*Task instructions*
Write the data out again exactly, with no pictures.

*Data to process*
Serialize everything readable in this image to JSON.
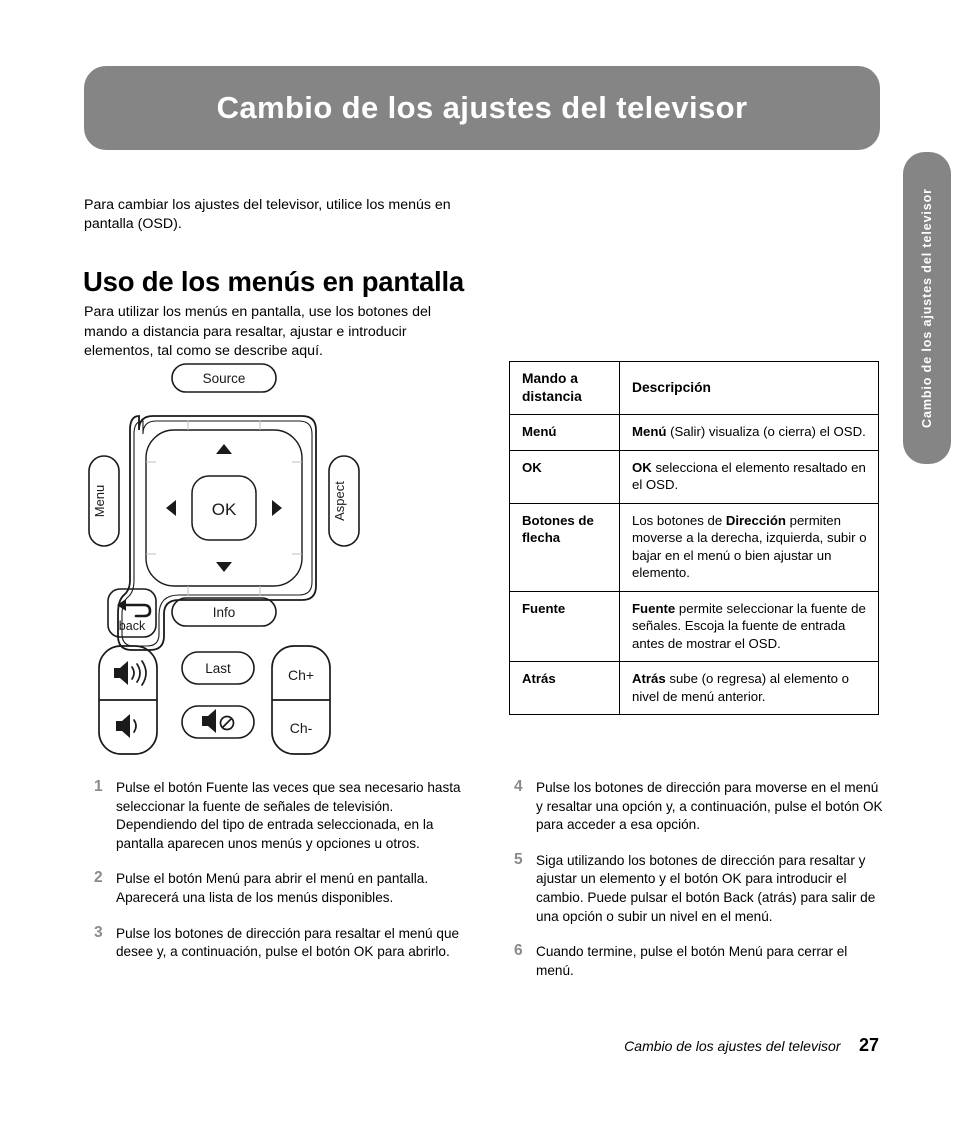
{
  "banner": {
    "title": "Cambio de los ajustes del televisor",
    "bg_color": "#858585",
    "text_color": "#ffffff"
  },
  "side_tab": {
    "label": "Cambio de los ajustes del televisor",
    "bg_color": "#858585"
  },
  "intro": "Para cambiar los ajustes del televisor, utilice los menús en pantalla (OSD).",
  "section": {
    "heading": "Uso de los menús en pantalla",
    "intro": "Para utilizar los menús en pantalla, use los botones del mando a distancia para resaltar, ajustar e introducir elementos, tal como se describe aquí."
  },
  "remote": {
    "source_label": "Source",
    "menu_label": "Menu",
    "aspect_label": "Aspect",
    "ok_label": "OK",
    "back_label": "back",
    "info_label": "Info",
    "last_label": "Last",
    "ch_up_label": "Ch+",
    "ch_down_label": "Ch-"
  },
  "table": {
    "header": {
      "col1": "Mando a distancia",
      "col2": "Descripción"
    },
    "rows": [
      {
        "term": "Menú",
        "desc_bold": "Menú",
        "desc_rest": " (Salir) visualiza (o cierra) el OSD."
      },
      {
        "term": "OK",
        "desc_bold": "OK",
        "desc_rest": " selecciona el elemento resaltado en el OSD."
      },
      {
        "term": "Botones de flecha",
        "desc_pre": "Los botones de ",
        "desc_bold": "Dirección",
        "desc_rest": " permiten moverse a la derecha, izquierda, subir o bajar en el menú o bien ajustar un elemento."
      },
      {
        "term": "Fuente",
        "desc_bold": "Fuente",
        "desc_rest": " permite seleccionar la fuente de señales. Escoja la fuente de entrada antes de mostrar el OSD."
      },
      {
        "term": "Atrás",
        "desc_bold": "Atrás",
        "desc_rest": " sube (o regresa) al elemento o nivel de menú anterior."
      }
    ]
  },
  "steps_left": [
    {
      "num": "1",
      "text": "Pulse el botón Fuente las veces que sea necesario hasta seleccionar la fuente de señales de televisión. Dependiendo del tipo de entrada seleccionada, en la pantalla aparecen unos menús y opciones u otros."
    },
    {
      "num": "2",
      "text": "Pulse el botón Menú para abrir el menú en pantalla. Aparecerá una lista de los menús disponibles."
    },
    {
      "num": "3",
      "text": "Pulse los botones de dirección para resaltar el menú que desee y, a continuación, pulse el botón OK para abrirlo."
    }
  ],
  "steps_right": [
    {
      "num": "4",
      "text": "Pulse los botones de dirección para moverse en el menú y resaltar una opción y, a continuación, pulse el botón OK para acceder a esa opción."
    },
    {
      "num": "5",
      "text": "Siga utilizando los botones de dirección para resaltar y ajustar un elemento y el botón OK para introducir el cambio. Puede pulsar el botón Back (atrás) para salir de una opción o subir un nivel en el menú."
    },
    {
      "num": "6",
      "text": "Cuando termine, pulse el botón Menú para cerrar el menú."
    }
  ],
  "footer": {
    "chapter": "Cambio de los ajustes del televisor",
    "page": "27"
  }
}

*Correct answer*
Serialize everything readable in this image to JSON.
{
  "banner": {
    "title": "Cambio de los ajustes del televisor",
    "bg_color": "#858585",
    "text_color": "#ffffff"
  },
  "side_tab": {
    "label": "Cambio de los ajustes del televisor",
    "bg_color": "#858585"
  },
  "intro": "Para cambiar los ajustes del televisor, utilice los menús en pantalla (OSD).",
  "section": {
    "heading": "Uso de los menús en pantalla",
    "intro": "Para utilizar los menús en pantalla, use los botones del mando a distancia para resaltar, ajustar e introducir elementos, tal como se describe aquí."
  },
  "remote": {
    "source_label": "Source",
    "menu_label": "Menu",
    "aspect_label": "Aspect",
    "ok_label": "OK",
    "back_label": "back",
    "info_label": "Info",
    "last_label": "Last",
    "ch_up_label": "Ch+",
    "ch_down_label": "Ch-"
  },
  "table": {
    "header": {
      "col1": "Mando a distancia",
      "col2": "Descripción"
    },
    "rows": [
      {
        "term": "Menú",
        "desc_bold": "Menú",
        "desc_rest": " (Salir) visualiza (o cierra) el OSD."
      },
      {
        "term": "OK",
        "desc_bold": "OK",
        "desc_rest": " selecciona el elemento resaltado en el OSD."
      },
      {
        "term": "Botones de flecha",
        "desc_pre": "Los botones de ",
        "desc_bold": "Dirección",
        "desc_rest": " permiten moverse a la derecha, izquierda, subir o bajar en el menú o bien ajustar un elemento."
      },
      {
        "term": "Fuente",
        "desc_bold": "Fuente",
        "desc_rest": " permite seleccionar la fuente de señales. Escoja la fuente de entrada antes de mostrar el OSD."
      },
      {
        "term": "Atrás",
        "desc_bold": "Atrás",
        "desc_rest": " sube (o regresa) al elemento o nivel de menú anterior."
      }
    ]
  },
  "steps_left": [
    {
      "num": "1",
      "text": "Pulse el botón Fuente las veces que sea necesario hasta seleccionar la fuente de señales de televisión. Dependiendo del tipo de entrada seleccionada, en la pantalla aparecen unos menús y opciones u otros."
    },
    {
      "num": "2",
      "text": "Pulse el botón Menú para abrir el menú en pantalla. Aparecerá una lista de los menús disponibles."
    },
    {
      "num": "3",
      "text": "Pulse los botones de dirección para resaltar el menú que desee y, a continuación, pulse el botón OK para abrirlo."
    }
  ],
  "steps_right": [
    {
      "num": "4",
      "text": "Pulse los botones de dirección para moverse en el menú y resaltar una opción y, a continuación, pulse el botón OK para acceder a esa opción."
    },
    {
      "num": "5",
      "text": "Siga utilizando los botones de dirección para resaltar y ajustar un elemento y el botón OK para introducir el cambio. Puede pulsar el botón Back (atrás) para salir de una opción o subir un nivel en el menú."
    },
    {
      "num": "6",
      "text": "Cuando termine, pulse el botón Menú para cerrar el menú."
    }
  ],
  "footer": {
    "chapter": "Cambio de los ajustes del televisor",
    "page": "27"
  }
}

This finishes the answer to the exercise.